§ STATED PROBLEM:
Copy all the entries below exactly, but not the pictures.

§ ITEMS:
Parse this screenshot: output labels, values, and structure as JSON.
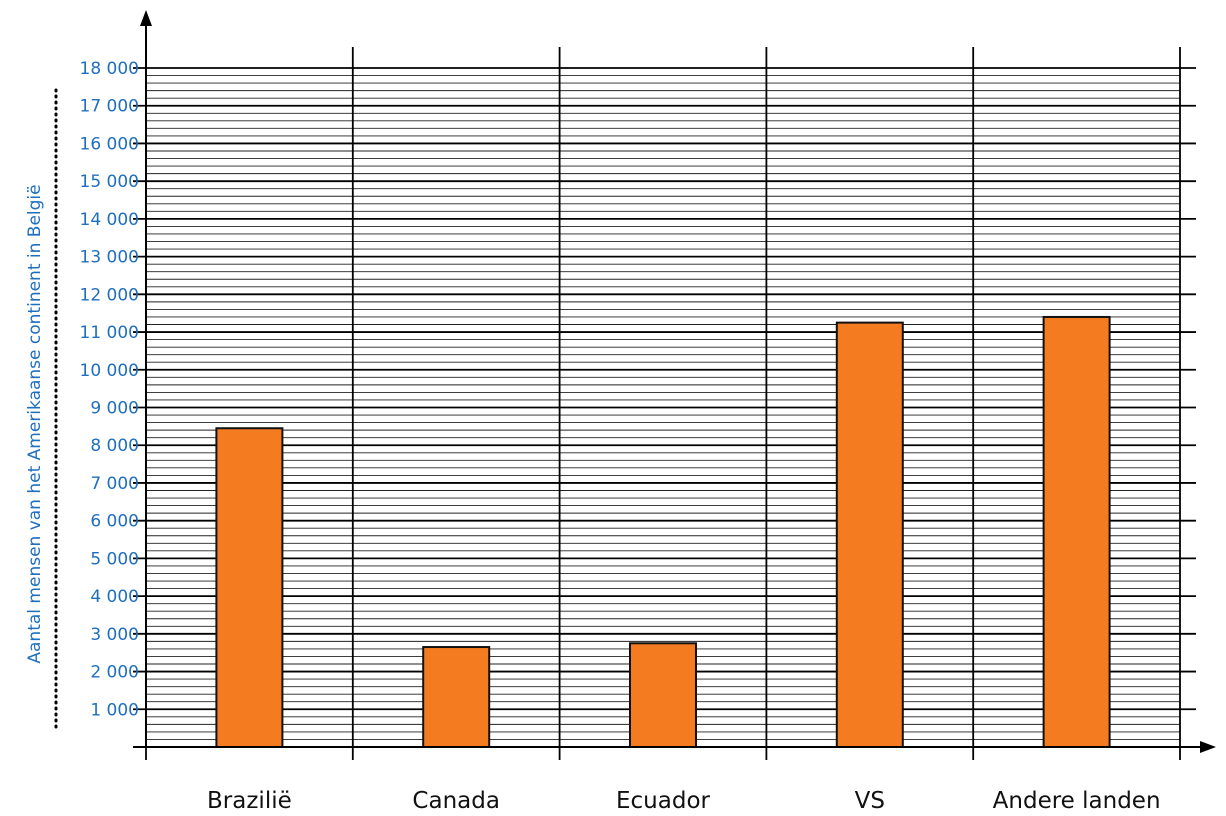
{
  "chart_data": {
    "type": "bar",
    "title": "",
    "xlabel": "",
    "ylabel": "Aantal mensen van het Amerikaanse continent in België",
    "categories": [
      "Brazilië",
      "Canada",
      "Ecuador",
      "VS",
      "Andere landen"
    ],
    "values": [
      8450,
      2650,
      2750,
      11250,
      11400
    ],
    "ylim": [
      0,
      18000
    ],
    "yticks": [
      1000,
      2000,
      3000,
      4000,
      5000,
      6000,
      7000,
      8000,
      9000,
      10000,
      11000,
      12000,
      13000,
      14000,
      15000,
      16000,
      17000,
      18000
    ],
    "ytick_labels": [
      "1 000",
      "2 000",
      "3 000",
      "4 000",
      "5 000",
      "6 000",
      "7 000",
      "8 000",
      "9 000",
      "10 000",
      "11 000",
      "12 000",
      "13 000",
      "14 000",
      "15 000",
      "16 000",
      "17 000",
      "18 000"
    ],
    "minor_grid_step": 200,
    "grid": true,
    "colors": {
      "bar": "#f47b20",
      "bar_stroke": "#111111",
      "axis": "#000000",
      "text_axis": "#1f6fbf",
      "text_category": "#111111"
    }
  }
}
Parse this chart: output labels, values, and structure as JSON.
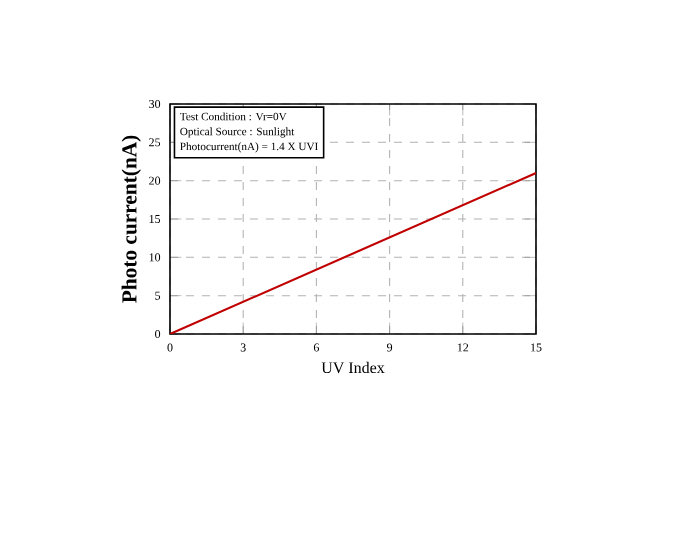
{
  "chart_data": {
    "type": "line",
    "xlabel": "UV Index",
    "ylabel": "Photo current(nA)",
    "x": [
      0,
      15
    ],
    "series": [
      {
        "color": "#c00000",
        "values": [
          0,
          21
        ]
      }
    ],
    "xlim": [
      0,
      15
    ],
    "xticks": [
      0,
      3,
      6,
      9,
      12,
      15
    ],
    "ylim": [
      0,
      30
    ],
    "yticks": [
      0,
      5,
      10,
      15,
      20,
      25,
      30
    ],
    "grid": true,
    "marker": "none",
    "line_style": "solid",
    "annotations": [
      "Test Condition : Vr=0V",
      "Optical Source : Sunlight",
      "Photocurrent(nA) = 1.4 X UVI"
    ]
  }
}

§ REPLY:
Parse this screenshot: output labels, values, and structure as JSON.
{
  "chart_data": {
    "type": "bar",
    "title": "",
    "xlabel": "",
    "ylabel": "Aantal mensen van het Amerikaanse continent in België",
    "categories": [
      "Brazilië",
      "Canada",
      "Ecuador",
      "VS",
      "Andere landen"
    ],
    "values": [
      8450,
      2650,
      2750,
      11250,
      11400
    ],
    "ylim": [
      0,
      18000
    ],
    "yticks": [
      1000,
      2000,
      3000,
      4000,
      5000,
      6000,
      7000,
      8000,
      9000,
      10000,
      11000,
      12000,
      13000,
      14000,
      15000,
      16000,
      17000,
      18000
    ],
    "ytick_labels": [
      "1 000",
      "2 000",
      "3 000",
      "4 000",
      "5 000",
      "6 000",
      "7 000",
      "8 000",
      "9 000",
      "10 000",
      "11 000",
      "12 000",
      "13 000",
      "14 000",
      "15 000",
      "16 000",
      "17 000",
      "18 000"
    ],
    "minor_grid_step": 200,
    "grid": true,
    "colors": {
      "bar": "#f47b20",
      "bar_stroke": "#111111",
      "axis": "#000000",
      "text_axis": "#1f6fbf",
      "text_category": "#111111"
    }
  }
}
Parse this chart: output labels, values, and structure as JSON.
{
  "chart_data": {
    "type": "line",
    "xlabel": "UV Index",
    "ylabel": "Photo current(nA)",
    "x": [
      0,
      15
    ],
    "series": [
      {
        "color": "#c00000",
        "values": [
          0,
          21
        ]
      }
    ],
    "xlim": [
      0,
      15
    ],
    "xticks": [
      0,
      3,
      6,
      9,
      12,
      15
    ],
    "ylim": [
      0,
      30
    ],
    "yticks": [
      0,
      5,
      10,
      15,
      20,
      25,
      30
    ],
    "grid": true,
    "marker": "none",
    "line_style": "solid",
    "annotations": [
      "Test Condition : Vr=0V",
      "Optical Source : Sunlight",
      "Photocurrent(nA) = 1.4 X UVI"
    ]
  }
}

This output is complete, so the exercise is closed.